:: Task requirements ::
In the data that follows, count the lines in which the word "Mobile" occurs, and report that figure alone.

==============================

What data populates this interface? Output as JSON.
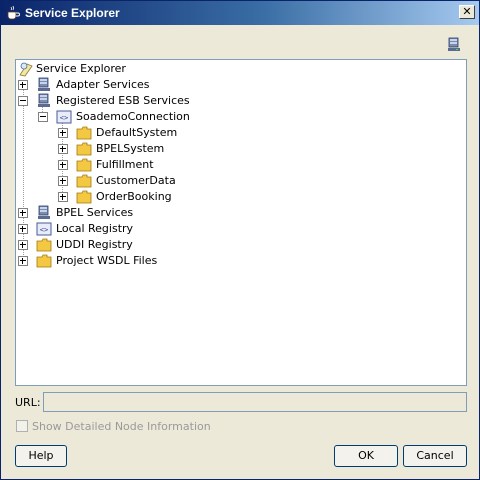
{
  "window": {
    "title": "Service Explorer"
  },
  "toolbar": {
    "icon": "server-network-icon"
  },
  "tree": {
    "root": {
      "label": "Service Explorer",
      "icon": "explorer-icon"
    },
    "nodes": [
      {
        "label": "Adapter Services",
        "icon": "server-icon",
        "expanded": false
      },
      {
        "label": "Registered ESB Services",
        "icon": "server-icon",
        "expanded": true,
        "children": [
          {
            "label": "SoademoConnection",
            "icon": "connection-icon",
            "expanded": true,
            "children": [
              {
                "label": "DefaultSystem",
                "icon": "folder-icon"
              },
              {
                "label": "BPELSystem",
                "icon": "folder-icon"
              },
              {
                "label": "Fulfillment",
                "icon": "folder-icon"
              },
              {
                "label": "CustomerData",
                "icon": "folder-icon"
              },
              {
                "label": "OrderBooking",
                "icon": "folder-icon"
              }
            ]
          }
        ]
      },
      {
        "label": "BPEL Services",
        "icon": "server-icon",
        "expanded": false
      },
      {
        "label": "Local Registry",
        "icon": "connection-icon",
        "expanded": false
      },
      {
        "label": "UDDI Registry",
        "icon": "folder-icon",
        "expanded": false
      },
      {
        "label": "Project WSDL Files",
        "icon": "folder-icon",
        "expanded": false
      }
    ]
  },
  "url": {
    "label": "URL:",
    "value": ""
  },
  "details_checkbox": {
    "label": "Show Detailed Node Information",
    "checked": false,
    "enabled": false
  },
  "buttons": {
    "help": {
      "label": "Help",
      "mnemonic": "H"
    },
    "ok": {
      "label": "OK",
      "mnemonic": "O"
    },
    "cancel": {
      "label": "Cancel",
      "mnemonic": "C"
    }
  },
  "colors": {
    "titlebar_start": "#0a246a",
    "titlebar_end": "#a6caf0",
    "dialog_bg": "#ece9d8",
    "folder": "#f5c842"
  }
}
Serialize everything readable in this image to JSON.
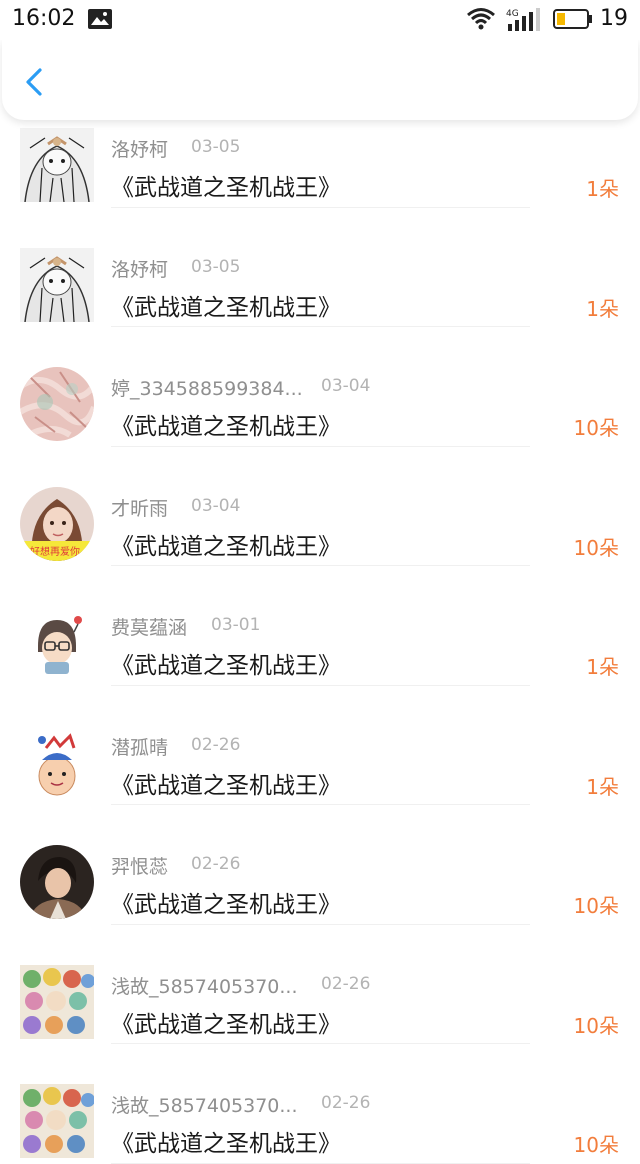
{
  "status_bar": {
    "time": "16:02",
    "network": "4G",
    "battery": "19"
  },
  "header": {
    "back_icon": "chevron-left-icon",
    "accent_color": "#2b9df4"
  },
  "accent_color": "#f27d3c",
  "rows": [
    {
      "name": "洛妤柯",
      "date": "03-05",
      "book": "《武战道之圣机战王》",
      "amount": "1朵",
      "avatar": "anime-sketch"
    },
    {
      "name": "洛妤柯",
      "date": "03-05",
      "book": "《武战道之圣机战王》",
      "amount": "1朵",
      "avatar": "anime-sketch"
    },
    {
      "name": "婷_334588599384...",
      "date": "03-04",
      "book": "《武战道之圣机战王》",
      "amount": "10朵",
      "avatar": "pink-texture"
    },
    {
      "name": "才昕雨",
      "date": "03-04",
      "book": "《武战道之圣机战王》",
      "amount": "10朵",
      "avatar": "girl-photo"
    },
    {
      "name": "费莫蕴涵",
      "date": "03-01",
      "book": "《武战道之圣机战王》",
      "amount": "1朵",
      "avatar": "cartoon-glasses"
    },
    {
      "name": "潜孤晴",
      "date": "02-26",
      "book": "《武战道之圣机战王》",
      "amount": "1朵",
      "avatar": "cartoon-bird-head"
    },
    {
      "name": "羿恨蕊",
      "date": "02-26",
      "book": "《武战道之圣机战王》",
      "amount": "10朵",
      "avatar": "man-photo"
    },
    {
      "name": "浅故_5857405370...",
      "date": "02-26",
      "book": "《武战道之圣机战王》",
      "amount": "10朵",
      "avatar": "anime-group"
    },
    {
      "name": "浅故_5857405370...",
      "date": "02-26",
      "book": "《武战道之圣机战王》",
      "amount": "10朵",
      "avatar": "anime-group"
    }
  ]
}
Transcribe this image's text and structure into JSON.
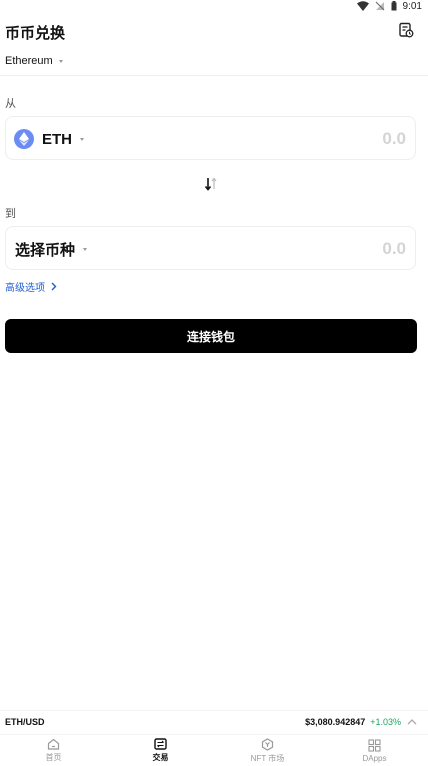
{
  "status_bar": {
    "time": "9:01"
  },
  "header": {
    "title": "币币兑换",
    "history_icon": "history-icon"
  },
  "network": {
    "name": "Ethereum"
  },
  "from_section": {
    "label": "从",
    "token": "ETH",
    "token_icon": "ethereum-icon",
    "amount_placeholder": "0.0"
  },
  "to_section": {
    "label": "到",
    "token": "选择币种",
    "amount_placeholder": "0.0"
  },
  "advanced": {
    "label": "高级选项"
  },
  "connect_button": {
    "label": "连接钱包"
  },
  "ticker": {
    "pair": "ETH/USD",
    "price": "$3,080.942847",
    "change": "+1.03%",
    "change_color": "#1aa75a"
  },
  "bottom_nav": {
    "items": [
      {
        "label": "首页",
        "icon": "home-icon"
      },
      {
        "label": "交易",
        "icon": "trade-icon",
        "active": true
      },
      {
        "label": "NFT 市场",
        "icon": "nft-market-icon"
      },
      {
        "label": "DApps",
        "icon": "dapps-grid-icon"
      }
    ]
  },
  "colors": {
    "accent": "#1f5fd1",
    "button": "#000000",
    "eth": "#6b8cf2"
  }
}
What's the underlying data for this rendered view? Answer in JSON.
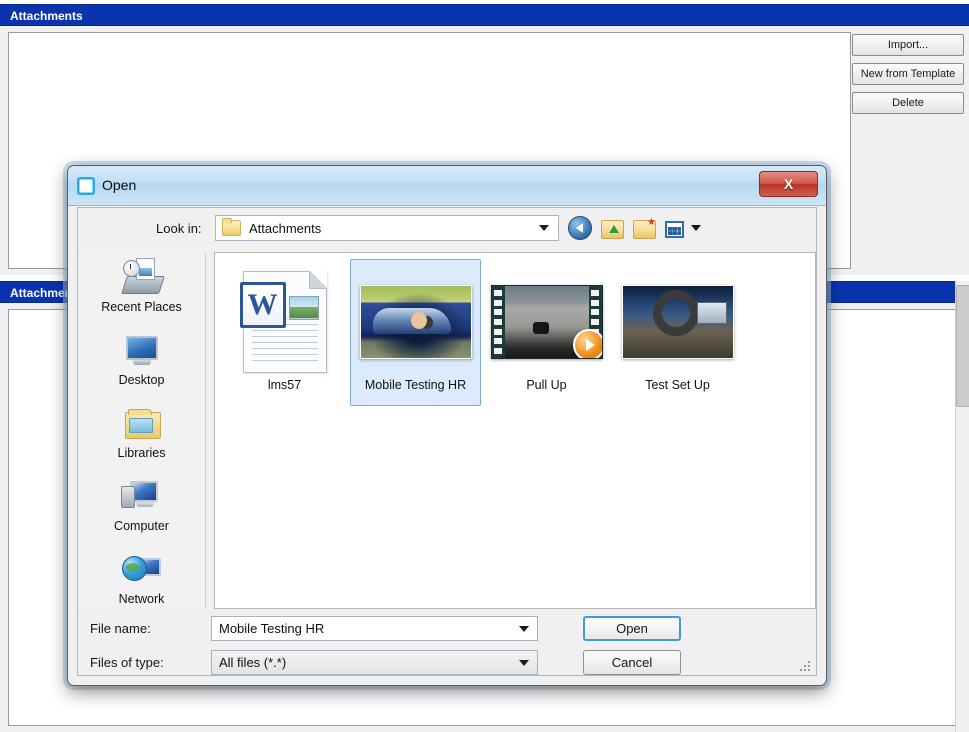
{
  "background": {
    "panels": [
      {
        "title": "Attachments"
      },
      {
        "title": "Attachments"
      }
    ],
    "buttons": [
      {
        "label": "Import..."
      },
      {
        "label": "New from Template"
      },
      {
        "label": "Delete"
      }
    ]
  },
  "dialog": {
    "title": "Open",
    "title_icon": "app-x-icon",
    "close_label": "X",
    "lookin": {
      "label": "Look in:",
      "value": "Attachments",
      "icon": "folder-icon"
    },
    "toolbar": [
      {
        "name": "back-icon",
        "tooltip": "Back"
      },
      {
        "name": "up-one-level-icon",
        "tooltip": "Up One Level"
      },
      {
        "name": "create-new-folder-icon",
        "tooltip": "Create New Folder"
      },
      {
        "name": "views-icon",
        "tooltip": "Views"
      }
    ],
    "places": [
      {
        "label": "Recent Places",
        "icon": "recent-places-icon"
      },
      {
        "label": "Desktop",
        "icon": "desktop-icon"
      },
      {
        "label": "Libraries",
        "icon": "libraries-icon"
      },
      {
        "label": "Computer",
        "icon": "computer-icon"
      },
      {
        "label": "Network",
        "icon": "network-icon"
      }
    ],
    "files": [
      {
        "label": "lms57",
        "kind": "word-document",
        "selected": false
      },
      {
        "label": "Mobile Testing HR",
        "kind": "image",
        "selected": true
      },
      {
        "label": "Pull Up",
        "kind": "video",
        "selected": false
      },
      {
        "label": "Test Set Up",
        "kind": "image",
        "selected": false
      }
    ],
    "filename": {
      "label": "File name:",
      "value": "Mobile Testing HR"
    },
    "filetype": {
      "label": "Files of type:",
      "value": "All files (*.*)"
    },
    "open_label": "Open",
    "cancel_label": "Cancel"
  },
  "colors": {
    "panel_header": "#0a34ae",
    "selection": "#dbeafc",
    "selection_border": "#7aadd8",
    "focus_border": "#3f9ad6",
    "close_button": "#bb3226"
  }
}
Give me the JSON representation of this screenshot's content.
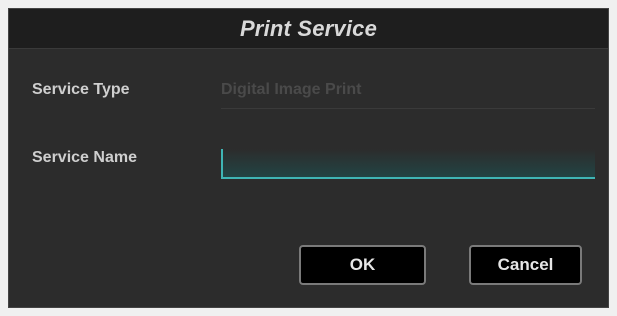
{
  "dialog": {
    "title": "Print Service"
  },
  "fields": {
    "service_type": {
      "label": "Service Type",
      "value": "Digital Image Print"
    },
    "service_name": {
      "label": "Service Name",
      "value": "",
      "placeholder": ""
    }
  },
  "buttons": {
    "ok_label": "OK",
    "cancel_label": "Cancel"
  },
  "colors": {
    "dialog_bg": "#2c2c2c",
    "titlebar_bg": "#1e1e1e",
    "accent": "#3fb5b5",
    "button_bg": "#000000"
  }
}
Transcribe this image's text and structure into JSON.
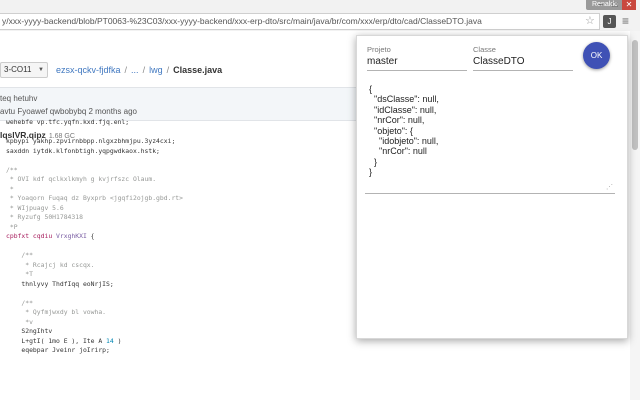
{
  "browser": {
    "profile": "Renaldo",
    "url": "y/xxx-yyyy-backend/blob/PT0063-%23C03/xxx-yyyy-backend/xxx-erp-dto/src/main/java/br/com/xxx/erp/dto/cad/ClasseDTO.java",
    "win_minimize": "–",
    "win_maximize": "□",
    "win_close": "✕",
    "star_glyph": "☆",
    "ext_glyph": "J",
    "menu_glyph": "≡"
  },
  "repo": {
    "branch": "3-CO11",
    "branch_caret": "▼",
    "breadcrumb": [
      {
        "label": "ezsx-qckv-fjdfka"
      },
      {
        "label": "..."
      },
      {
        "label": "lwg"
      },
      {
        "label": "Classe.java"
      }
    ],
    "separator": "/",
    "commit_message": "teq hetuhv",
    "commit_meta": "avtu Fyoawef qwbobybq 2 months ago",
    "file_name": "lqslVR.qipz",
    "file_size": "1.68 GC"
  },
  "code_lines": [
    [
      {
        "t": "wehebfe vp.tfc.yqfn.kxd.fjq.enl;",
        "c": ""
      }
    ],
    [
      {
        "t": "",
        "c": ""
      }
    ],
    [
      {
        "t": "kpbypi yakhp.zpvirnbbpp.nlgxzbhmjpu.3yz4cxi;",
        "c": ""
      }
    ],
    [
      {
        "t": "saxddn iytdk.klfonbtigh.yqpgwdkaox.hstk;",
        "c": ""
      }
    ],
    [
      {
        "t": "",
        "c": ""
      }
    ],
    [
      {
        "t": "/**",
        "c": "c-com"
      }
    ],
    [
      {
        "t": " * OVI kdf qclkxlkmyh g kvjrfszc Olaum.",
        "c": "c-com"
      }
    ],
    [
      {
        "t": " *",
        "c": "c-com"
      }
    ],
    [
      {
        "t": " * Yoaqorn Fuqaq dz Byxprb <jgqfi2ojgb.gbd.rt>",
        "c": "c-com"
      }
    ],
    [
      {
        "t": " * WIjpuagv 5.6",
        "c": "c-com"
      }
    ],
    [
      {
        "t": " * Ryzufg 50H1784318",
        "c": "c-com"
      }
    ],
    [
      {
        "t": " *P",
        "c": "c-com"
      }
    ],
    [
      {
        "t": "cpbfxt cqdiu ",
        "c": "c-kw"
      },
      {
        "t": "VrxghKXI",
        "c": "c-ent"
      },
      {
        "t": " {",
        "c": ""
      }
    ],
    [
      {
        "t": "",
        "c": ""
      }
    ],
    [
      {
        "t": "    /**",
        "c": "c-com"
      }
    ],
    [
      {
        "t": "     * Rcajcj kd cscqx.",
        "c": "c-com"
      }
    ],
    [
      {
        "t": "     *T",
        "c": "c-com"
      }
    ],
    [
      {
        "t": "    thnlyvy ThdfIqq eoNrjIS;",
        "c": ""
      }
    ],
    [
      {
        "t": "",
        "c": ""
      }
    ],
    [
      {
        "t": "    /**",
        "c": "c-com"
      }
    ],
    [
      {
        "t": "     * Qyfmjwxdy bl vowha.",
        "c": "c-com"
      }
    ],
    [
      {
        "t": "     *v",
        "c": "c-com"
      }
    ],
    [
      {
        "t": "    S2ngIhtv",
        "c": ""
      }
    ],
    [
      {
        "t": "    L+gtI( 1mo E ), Ite A ",
        "c": ""
      },
      {
        "t": "14",
        "c": "c-num"
      },
      {
        "t": " )",
        "c": ""
      }
    ],
    [
      {
        "t": "    eqebpar Jveinr joIrirp;",
        "c": ""
      }
    ]
  ],
  "popup": {
    "projeto_label": "Projeto",
    "projeto_value": "master",
    "classe_label": "Classe",
    "classe_value": "ClasseDTO",
    "ok_label": "OK",
    "resize_glyph": "⋰",
    "json_lines": [
      "{",
      "  \"dsClasse\": null,",
      "  \"idClasse\": null,",
      "  \"nrCor\": null,",
      "  \"objeto\": {",
      "    \"idobjeto\": null,",
      "    \"nrCor\": null",
      "  }",
      "}"
    ]
  }
}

==============================

:: Solution for this task ::
2